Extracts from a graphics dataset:
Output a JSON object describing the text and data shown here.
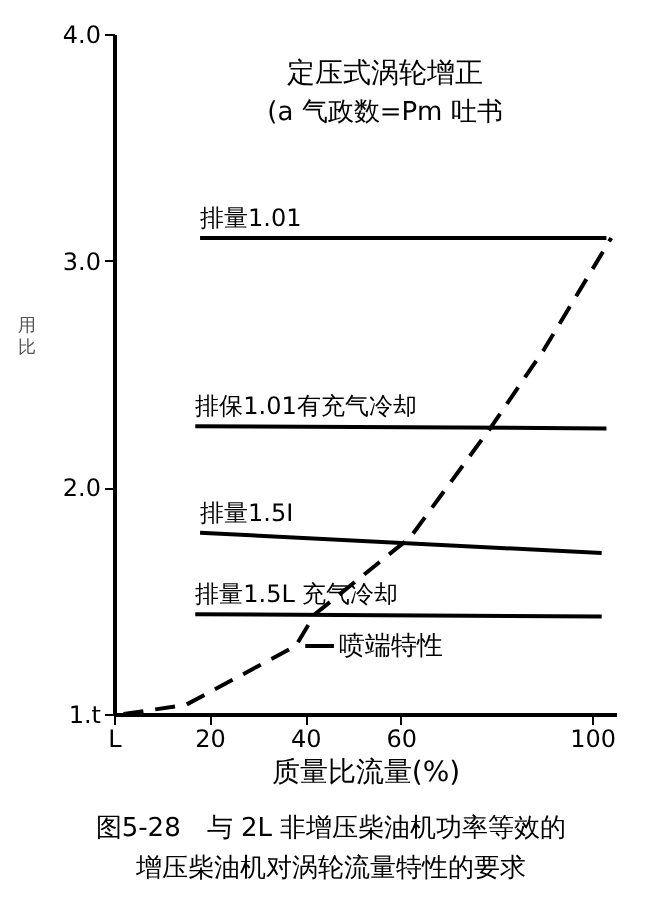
{
  "chart_data": {
    "type": "line",
    "title": "定压式涡轮增正",
    "subtitle": "(a   气政数=Pm  吐书",
    "xlabel": "质量比流量(%)",
    "ylabel": "用比",
    "xlim": [
      0,
      105
    ],
    "xticks": [
      {
        "value": 0,
        "label": "L"
      },
      20,
      40,
      60,
      100
    ],
    "ylim": [
      1.0,
      4.0
    ],
    "yticks": [
      {
        "value": 1.0,
        "label": "1.t"
      },
      {
        "value": 2.0,
        "label": "2.0"
      },
      {
        "value": 3.0,
        "label": "3.0"
      },
      {
        "value": 4.0,
        "label": "4.0"
      }
    ],
    "line_style": "solid",
    "series": [
      {
        "name": "排量1.01",
        "color": "#000000",
        "x": [
          18,
          103
        ],
        "values": [
          3.1,
          3.1
        ]
      },
      {
        "name": "排保1.01有充气冷却",
        "color": "#000000",
        "x": [
          17,
          103
        ],
        "values": [
          2.27,
          2.26
        ]
      },
      {
        "name": "排量1.5I",
        "color": "#000000",
        "x": [
          18,
          102
        ],
        "values": [
          1.8,
          1.71
        ]
      },
      {
        "name": "排量1.5L 充气冷却",
        "color": "#000000",
        "x": [
          17,
          102
        ],
        "values": [
          1.44,
          1.43
        ]
      },
      {
        "color": "#000000",
        "line_style": "dashed",
        "x": [
          2,
          15,
          38,
          42,
          62,
          79,
          90,
          104
        ],
        "values": [
          1.0,
          1.04,
          1.3,
          1.44,
          1.78,
          2.27,
          2.61,
          3.1
        ]
      }
    ],
    "annotations": [
      {
        "text": "喷端特性",
        "x": 40,
        "y": 1.3
      },
      "图5-28　与 2L 非增压柴油机功率等效的",
      "增压柴油机对涡轮流量特性的要求"
    ]
  }
}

-- AIM OF THE EXERCISE --
Transcribe the whole listing, character for character, but not its images.

-- ANSWER FOR THIS EXERCISE --
Output a JSON object describing the text and data shown here.
{
  "chart_data": {
    "type": "line",
    "title": "定压式涡轮增正",
    "subtitle": "(a   气政数=Pm  吐书",
    "xlabel": "质量比流量(%)",
    "ylabel": "用比",
    "xlim": [
      0,
      105
    ],
    "xticks": [
      {
        "value": 0,
        "label": "L"
      },
      20,
      40,
      60,
      100
    ],
    "ylim": [
      1.0,
      4.0
    ],
    "yticks": [
      {
        "value": 1.0,
        "label": "1.t"
      },
      {
        "value": 2.0,
        "label": "2.0"
      },
      {
        "value": 3.0,
        "label": "3.0"
      },
      {
        "value": 4.0,
        "label": "4.0"
      }
    ],
    "line_style": "solid",
    "series": [
      {
        "name": "排量1.01",
        "color": "#000000",
        "x": [
          18,
          103
        ],
        "values": [
          3.1,
          3.1
        ]
      },
      {
        "name": "排保1.01有充气冷却",
        "color": "#000000",
        "x": [
          17,
          103
        ],
        "values": [
          2.27,
          2.26
        ]
      },
      {
        "name": "排量1.5I",
        "color": "#000000",
        "x": [
          18,
          102
        ],
        "values": [
          1.8,
          1.71
        ]
      },
      {
        "name": "排量1.5L 充气冷却",
        "color": "#000000",
        "x": [
          17,
          102
        ],
        "values": [
          1.44,
          1.43
        ]
      },
      {
        "color": "#000000",
        "line_style": "dashed",
        "x": [
          2,
          15,
          38,
          42,
          62,
          79,
          90,
          104
        ],
        "values": [
          1.0,
          1.04,
          1.3,
          1.44,
          1.78,
          2.27,
          2.61,
          3.1
        ]
      }
    ],
    "annotations": [
      {
        "text": "喷端特性",
        "x": 40,
        "y": 1.3
      },
      "图5-28　与 2L 非增压柴油机功率等效的",
      "增压柴油机对涡轮流量特性的要求"
    ]
  }
}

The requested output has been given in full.